### Records shown

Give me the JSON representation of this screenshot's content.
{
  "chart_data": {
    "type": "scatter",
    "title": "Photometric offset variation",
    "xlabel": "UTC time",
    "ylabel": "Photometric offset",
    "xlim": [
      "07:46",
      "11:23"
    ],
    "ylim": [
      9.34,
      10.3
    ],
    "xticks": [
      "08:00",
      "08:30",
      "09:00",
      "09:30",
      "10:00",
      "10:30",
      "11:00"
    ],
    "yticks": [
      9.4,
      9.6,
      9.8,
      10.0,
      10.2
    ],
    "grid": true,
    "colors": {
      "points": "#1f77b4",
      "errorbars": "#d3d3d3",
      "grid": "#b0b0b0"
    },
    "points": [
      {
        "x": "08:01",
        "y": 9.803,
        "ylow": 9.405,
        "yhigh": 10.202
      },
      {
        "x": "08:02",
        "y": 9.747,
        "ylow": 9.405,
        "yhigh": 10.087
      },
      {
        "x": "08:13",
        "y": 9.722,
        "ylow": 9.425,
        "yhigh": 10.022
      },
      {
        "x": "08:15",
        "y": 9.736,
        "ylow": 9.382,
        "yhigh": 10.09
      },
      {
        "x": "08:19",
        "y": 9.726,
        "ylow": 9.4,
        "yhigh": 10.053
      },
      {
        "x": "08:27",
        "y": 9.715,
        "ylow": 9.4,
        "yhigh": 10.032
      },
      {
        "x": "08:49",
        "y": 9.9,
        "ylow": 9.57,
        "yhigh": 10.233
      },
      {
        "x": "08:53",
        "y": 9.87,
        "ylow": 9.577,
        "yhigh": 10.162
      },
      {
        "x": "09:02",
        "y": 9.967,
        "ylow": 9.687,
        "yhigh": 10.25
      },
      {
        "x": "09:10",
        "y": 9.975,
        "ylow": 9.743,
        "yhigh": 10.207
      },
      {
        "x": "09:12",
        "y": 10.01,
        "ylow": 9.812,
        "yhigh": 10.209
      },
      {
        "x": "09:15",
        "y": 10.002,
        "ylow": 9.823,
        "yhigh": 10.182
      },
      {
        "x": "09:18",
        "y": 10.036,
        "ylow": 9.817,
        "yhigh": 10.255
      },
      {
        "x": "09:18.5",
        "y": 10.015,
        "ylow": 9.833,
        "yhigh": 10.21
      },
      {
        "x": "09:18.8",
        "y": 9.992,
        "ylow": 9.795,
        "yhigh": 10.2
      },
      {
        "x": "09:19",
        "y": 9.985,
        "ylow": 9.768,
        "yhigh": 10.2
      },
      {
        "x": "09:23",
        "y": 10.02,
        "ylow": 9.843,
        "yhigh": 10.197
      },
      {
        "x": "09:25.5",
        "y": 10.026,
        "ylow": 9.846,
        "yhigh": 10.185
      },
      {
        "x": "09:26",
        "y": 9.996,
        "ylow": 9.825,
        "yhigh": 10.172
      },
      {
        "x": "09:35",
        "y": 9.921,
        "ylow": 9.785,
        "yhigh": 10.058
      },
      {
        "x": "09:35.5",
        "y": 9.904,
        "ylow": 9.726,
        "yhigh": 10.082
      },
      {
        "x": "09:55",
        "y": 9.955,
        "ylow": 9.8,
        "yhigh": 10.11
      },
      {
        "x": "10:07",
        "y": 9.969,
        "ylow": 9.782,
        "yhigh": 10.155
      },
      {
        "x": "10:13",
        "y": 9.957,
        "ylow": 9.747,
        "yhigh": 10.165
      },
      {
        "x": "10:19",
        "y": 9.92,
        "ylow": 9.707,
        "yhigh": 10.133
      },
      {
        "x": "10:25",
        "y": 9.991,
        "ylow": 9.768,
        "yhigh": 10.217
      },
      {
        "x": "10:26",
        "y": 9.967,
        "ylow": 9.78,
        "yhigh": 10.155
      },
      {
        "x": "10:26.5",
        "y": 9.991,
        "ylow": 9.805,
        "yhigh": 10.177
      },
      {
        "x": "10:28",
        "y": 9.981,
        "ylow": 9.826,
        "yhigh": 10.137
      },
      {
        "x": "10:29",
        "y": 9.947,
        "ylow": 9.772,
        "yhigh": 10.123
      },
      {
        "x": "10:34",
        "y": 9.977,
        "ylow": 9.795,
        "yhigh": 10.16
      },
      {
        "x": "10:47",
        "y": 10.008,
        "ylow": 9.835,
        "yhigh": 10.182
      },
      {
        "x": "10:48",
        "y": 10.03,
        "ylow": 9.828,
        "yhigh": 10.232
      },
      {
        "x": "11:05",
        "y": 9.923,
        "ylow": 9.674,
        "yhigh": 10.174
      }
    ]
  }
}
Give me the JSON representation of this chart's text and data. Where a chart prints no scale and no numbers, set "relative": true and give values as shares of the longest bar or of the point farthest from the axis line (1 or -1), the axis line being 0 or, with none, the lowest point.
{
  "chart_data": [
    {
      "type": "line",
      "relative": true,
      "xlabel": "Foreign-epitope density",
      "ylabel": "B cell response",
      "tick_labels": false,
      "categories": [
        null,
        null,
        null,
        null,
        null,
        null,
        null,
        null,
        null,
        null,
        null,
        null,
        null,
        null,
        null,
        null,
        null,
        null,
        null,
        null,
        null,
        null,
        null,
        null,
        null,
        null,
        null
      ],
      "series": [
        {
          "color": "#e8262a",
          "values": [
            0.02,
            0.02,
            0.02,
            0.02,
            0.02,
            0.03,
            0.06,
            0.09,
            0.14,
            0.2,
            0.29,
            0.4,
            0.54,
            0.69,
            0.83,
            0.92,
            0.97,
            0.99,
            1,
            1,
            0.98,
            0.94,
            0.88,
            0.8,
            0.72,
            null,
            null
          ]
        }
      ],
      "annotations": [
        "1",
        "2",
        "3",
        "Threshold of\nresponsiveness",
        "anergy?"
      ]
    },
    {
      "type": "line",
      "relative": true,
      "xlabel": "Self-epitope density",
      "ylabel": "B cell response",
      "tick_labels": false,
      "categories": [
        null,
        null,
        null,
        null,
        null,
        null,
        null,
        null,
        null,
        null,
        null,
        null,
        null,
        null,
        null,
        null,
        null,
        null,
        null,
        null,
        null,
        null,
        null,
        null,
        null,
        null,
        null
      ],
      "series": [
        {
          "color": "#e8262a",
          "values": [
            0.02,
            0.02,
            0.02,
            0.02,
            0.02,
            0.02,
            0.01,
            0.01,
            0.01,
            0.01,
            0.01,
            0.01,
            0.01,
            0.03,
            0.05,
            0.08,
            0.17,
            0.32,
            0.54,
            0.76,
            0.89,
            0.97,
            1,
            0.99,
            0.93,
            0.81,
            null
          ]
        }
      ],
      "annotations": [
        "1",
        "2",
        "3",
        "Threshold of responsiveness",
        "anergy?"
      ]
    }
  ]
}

### Exercise goal
Please reproduce the entire listing, exactly as shown.

### Output
Give me the JSON representation of this screenshot's content.
{
  "chart_data": {
    "type": "scatter",
    "title": "Photometric offset variation",
    "xlabel": "UTC time",
    "ylabel": "Photometric offset",
    "xlim": [
      "07:46",
      "11:23"
    ],
    "ylim": [
      9.34,
      10.3
    ],
    "xticks": [
      "08:00",
      "08:30",
      "09:00",
      "09:30",
      "10:00",
      "10:30",
      "11:00"
    ],
    "yticks": [
      9.4,
      9.6,
      9.8,
      10.0,
      10.2
    ],
    "grid": true,
    "colors": {
      "points": "#1f77b4",
      "errorbars": "#d3d3d3",
      "grid": "#b0b0b0"
    },
    "points": [
      {
        "x": "08:01",
        "y": 9.803,
        "ylow": 9.405,
        "yhigh": 10.202
      },
      {
        "x": "08:02",
        "y": 9.747,
        "ylow": 9.405,
        "yhigh": 10.087
      },
      {
        "x": "08:13",
        "y": 9.722,
        "ylow": 9.425,
        "yhigh": 10.022
      },
      {
        "x": "08:15",
        "y": 9.736,
        "ylow": 9.382,
        "yhigh": 10.09
      },
      {
        "x": "08:19",
        "y": 9.726,
        "ylow": 9.4,
        "yhigh": 10.053
      },
      {
        "x": "08:27",
        "y": 9.715,
        "ylow": 9.4,
        "yhigh": 10.032
      },
      {
        "x": "08:49",
        "y": 9.9,
        "ylow": 9.57,
        "yhigh": 10.233
      },
      {
        "x": "08:53",
        "y": 9.87,
        "ylow": 9.577,
        "yhigh": 10.162
      },
      {
        "x": "09:02",
        "y": 9.967,
        "ylow": 9.687,
        "yhigh": 10.25
      },
      {
        "x": "09:10",
        "y": 9.975,
        "ylow": 9.743,
        "yhigh": 10.207
      },
      {
        "x": "09:12",
        "y": 10.01,
        "ylow": 9.812,
        "yhigh": 10.209
      },
      {
        "x": "09:15",
        "y": 10.002,
        "ylow": 9.823,
        "yhigh": 10.182
      },
      {
        "x": "09:18",
        "y": 10.036,
        "ylow": 9.817,
        "yhigh": 10.255
      },
      {
        "x": "09:18.5",
        "y": 10.015,
        "ylow": 9.833,
        "yhigh": 10.21
      },
      {
        "x": "09:18.8",
        "y": 9.992,
        "ylow": 9.795,
        "yhigh": 10.2
      },
      {
        "x": "09:19",
        "y": 9.985,
        "ylow": 9.768,
        "yhigh": 10.2
      },
      {
        "x": "09:23",
        "y": 10.02,
        "ylow": 9.843,
        "yhigh": 10.197
      },
      {
        "x": "09:25.5",
        "y": 10.026,
        "ylow": 9.846,
        "yhigh": 10.185
      },
      {
        "x": "09:26",
        "y": 9.996,
        "ylow": 9.825,
        "yhigh": 10.172
      },
      {
        "x": "09:35",
        "y": 9.921,
        "ylow": 9.785,
        "yhigh": 10.058
      },
      {
        "x": "09:35.5",
        "y": 9.904,
        "ylow": 9.726,
        "yhigh": 10.082
      },
      {
        "x": "09:55",
        "y": 9.955,
        "ylow": 9.8,
        "yhigh": 10.11
      },
      {
        "x": "10:07",
        "y": 9.969,
        "ylow": 9.782,
        "yhigh": 10.155
      },
      {
        "x": "10:13",
        "y": 9.957,
        "ylow": 9.747,
        "yhigh": 10.165
      },
      {
        "x": "10:19",
        "y": 9.92,
        "ylow": 9.707,
        "yhigh": 10.133
      },
      {
        "x": "10:25",
        "y": 9.991,
        "ylow": 9.768,
        "yhigh": 10.217
      },
      {
        "x": "10:26",
        "y": 9.967,
        "ylow": 9.78,
        "yhigh": 10.155
      },
      {
        "x": "10:26.5",
        "y": 9.991,
        "ylow": 9.805,
        "yhigh": 10.177
      },
      {
        "x": "10:28",
        "y": 9.981,
        "ylow": 9.826,
        "yhigh": 10.137
      },
      {
        "x": "10:29",
        "y": 9.947,
        "ylow": 9.772,
        "yhigh": 10.123
      },
      {
        "x": "10:34",
        "y": 9.977,
        "ylow": 9.795,
        "yhigh": 10.16
      },
      {
        "x": "10:47",
        "y": 10.008,
        "ylow": 9.835,
        "yhigh": 10.182
      },
      {
        "x": "10:48",
        "y": 10.03,
        "ylow": 9.828,
        "yhigh": 10.232
      },
      {
        "x": "11:05",
        "y": 9.923,
        "ylow": 9.674,
        "yhigh": 10.174
      }
    ]
  }
}
Give me the JSON representation of this chart's text and data. Where a chart prints no scale and no numbers, set "relative": true and give values as shares of the longest bar or of the point farthest from the axis line (1 or -1), the axis line being 0 or, with none, the lowest point.
{
  "chart_data": [
    {
      "type": "line",
      "relative": true,
      "xlabel": "Foreign-epitope density",
      "ylabel": "B cell response",
      "tick_labels": false,
      "categories": [
        null,
        null,
        null,
        null,
        null,
        null,
        null,
        null,
        null,
        null,
        null,
        null,
        null,
        null,
        null,
        null,
        null,
        null,
        null,
        null,
        null,
        null,
        null,
        null,
        null,
        null,
        null
      ],
      "series": [
        {
          "color": "#e8262a",
          "values": [
            0.02,
            0.02,
            0.02,
            0.02,
            0.02,
            0.03,
            0.06,
            0.09,
            0.14,
            0.2,
            0.29,
            0.4,
            0.54,
            0.69,
            0.83,
            0.92,
            0.97,
            0.99,
            1,
            1,
            0.98,
            0.94,
            0.88,
            0.8,
            0.72,
            null,
            null
          ]
        }
      ],
      "annotations": [
        "1",
        "2",
        "3",
        "Threshold of\nresponsiveness",
        "anergy?"
      ]
    },
    {
      "type": "line",
      "relative": true,
      "xlabel": "Self-epitope density",
      "ylabel": "B cell response",
      "tick_labels": false,
      "categories": [
        null,
        null,
        null,
        null,
        null,
        null,
        null,
        null,
        null,
        null,
        null,
        null,
        null,
        null,
        null,
        null,
        null,
        null,
        null,
        null,
        null,
        null,
        null,
        null,
        null,
        null,
        null
      ],
      "series": [
        {
          "color": "#e8262a",
          "values": [
            0.02,
            0.02,
            0.02,
            0.02,
            0.02,
            0.02,
            0.01,
            0.01,
            0.01,
            0.01,
            0.01,
            0.01,
            0.01,
            0.03,
            0.05,
            0.08,
            0.17,
            0.32,
            0.54,
            0.76,
            0.89,
            0.97,
            1,
            0.99,
            0.93,
            0.81,
            null
          ]
        }
      ],
      "annotations": [
        "1",
        "2",
        "3",
        "Threshold of responsiveness",
        "anergy?"
      ]
    }
  ]
}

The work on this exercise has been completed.